AIM OF THE TASK: In the game review below, turn the paragraph that opens "So the idea is that in 1974" into a brief bulleted list that keeps its main facts.

SELECTION:
Whispers in the Dark

It took about thirty seconds of playing Whispers in the Dark to realize this wasn’t going to be my happiest gaming experience. A first-person puzzler where you play as a camera hovering five feet off the ground in a world where the concept of diagonality (a word I invented about three seconds ago) doesn’t exist. I’m not sure why I chose this as my first XBLIG II to review. First-person games on XBLIG tended to be about as fun as when my parents forced me to have a funeral for my Chia Pet (who knew you had to water them?). However, I like both whispering and darkness. The thought never occurred to me to combine the two. That’s why you guys are the game makers and I’m the whatever the fuck you call this shit.

So the idea is that in 1974 two kids are found wearing glowing runes. Then in 1996, the sister dies but her body goes all Obi-Wan on everyone and just disappears. Then in 1997, the brother apparently speaks his last words at his own funeral before his body also blinked out of existence.

“Hey, did you hear something?” “Probably just air escaping from the body.” “It sounded like last words to me!” “Was it a Soliloquy?” “I don’t think so. The second sentence had only six syllables.” “I think you’re thinking of a haiku.”

Wait, was he dead before the funeral? Or was it his sister’s funeral? Why would they have it a year after she died? Did she die on December 31, 1996 and get buried a couple of days later? Wait, if she disappeared, why would there be a funeral? So it must be his funeral. Where he apparently spoke his last words at. Was he being executed? Was he euthanizing himself? Is this a metaphorical funeral? Like that time when I attempted to beer-batter Lucky Charms and Brian told me “Whatever. It’s your funeral, Cathy.” You see, people don’t typically speak at their own funeral. That’s the beauty of funerals. The corpse has to actually yield the conversation to other people, and in exchange for that people pretend like they didn’t hate them.

GIVEN INFORMATION:
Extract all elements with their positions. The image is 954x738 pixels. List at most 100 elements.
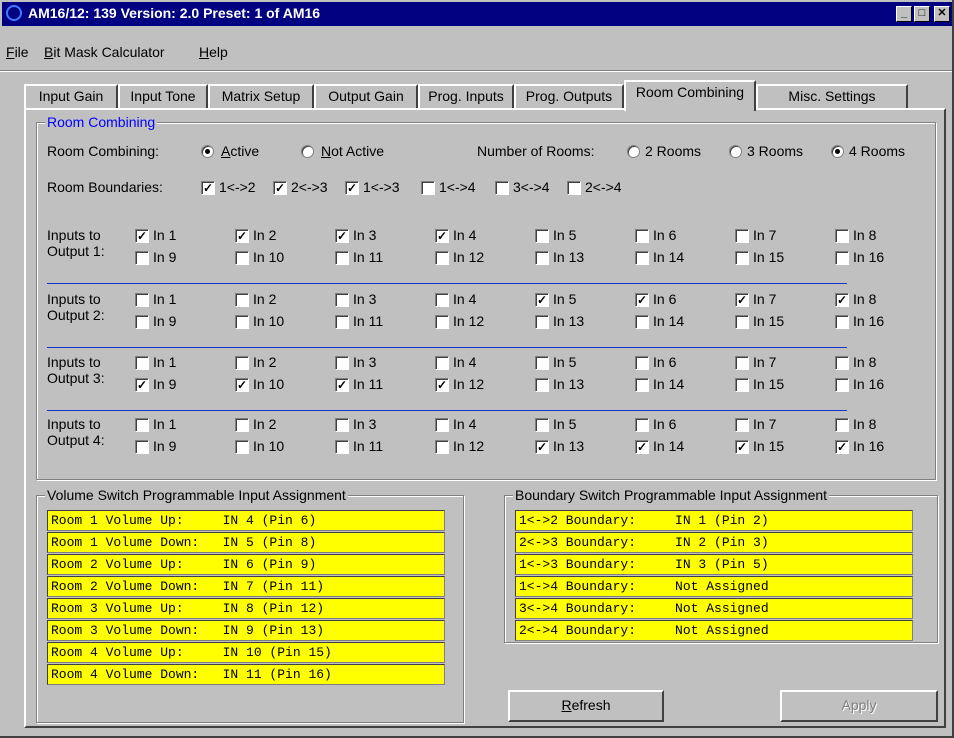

FINISHED TASK:
- 1974: Two kids are found wearing glowing runes.
- 1996: The sister dies, and her body disappears.
- 1997: The brother apparently speaks his last words at his own funeral, and then his body also vanishes.